Exercise objective: Reproduce the listing below character for character; drop every image.
— START —
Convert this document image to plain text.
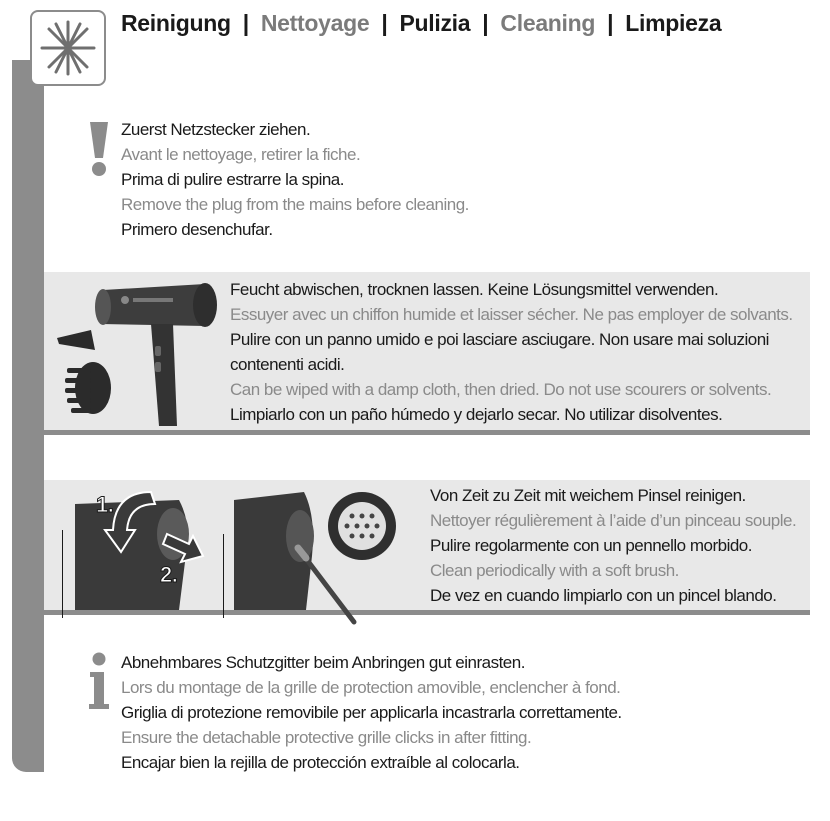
Reinigung | Nettoyage | Pulizia | Cleaning | Limpieza
Zuerst Netzstecker ziehen.
Avant le nettoyage, retirer la fiche.
Prima di pulire estrarre la spina.
Remove the plug from the mains before cleaning.
Primero desenchufar.
Feucht abwischen, trocknen lassen. Keine Lösungsmittel verwenden.
Essuyer avec un chiffon humide et laisser sécher. Ne pas employer de solvants.
Pulire con un panno umido e poi lasciare asciugare. Non usare mai soluzioni
contenenti acidi.
Can be wiped with a damp cloth, then dried. Do not use scourers or solvents.
Limpiarlo con un paño húmedo y dejarlo secar. No utilizar disolventes.
1.
2.
Von Zeit zu Zeit mit weichem Pinsel reinigen.
Nettoyer régulièrement à l’aide d’un pinceau souple.
Pulire regolarmente con un pennello morbido.
Clean periodically with a soft brush.
De vez en cuando limpiarlo con un pincel blando.
Abnehmbares Schutzgitter beim Anbringen gut einrasten.
Lors du montage de la grille de protection amovible, enclencher à fond.
Griglia di protezione removibile per applicarla incastrarla correttamente.
Ensure the detachable protective grille clicks in after fitting.
Encajar bien la rejilla de protección extraíble al colocarla.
— END —
Response to this task:
Convert this document image to plain text.
Reinigung | Nettoyage | Pulizia | Cleaning | Limpieza
Zuerst Netzstecker ziehen.
Avant le nettoyage, retirer la fiche.
Prima di pulire estrarre la spina.
Remove the plug from the mains before cleaning.
Primero desenchufar.
Feucht abwischen, trocknen lassen. Keine Lösungsmittel verwenden.
Essuyer avec un chiffon humide et laisser sécher. Ne pas employer de solvants.
Pulire con un panno umido e poi lasciare asciugare. Non usare mai soluzioni
contenenti acidi.
Can be wiped with a damp cloth, then dried. Do not use scourers or solvents.
Limpiarlo con un paño húmedo y dejarlo secar. No utilizar disolventes.
1.
2.
Von Zeit zu Zeit mit weichem Pinsel reinigen.
Nettoyer régulièrement à l’aide d’un pinceau souple.
Pulire regolarmente con un pennello morbido.
Clean periodically with a soft brush.
De vez en cuando limpiarlo con un pincel blando.
Abnehmbares Schutzgitter beim Anbringen gut einrasten.
Lors du montage de la grille de protection amovible, enclencher à fond.
Griglia di protezione removibile per applicarla incastrarla correttamente.
Ensure the detachable protective grille clicks in after fitting.
Encajar bien la rejilla de protección extraíble al colocarla.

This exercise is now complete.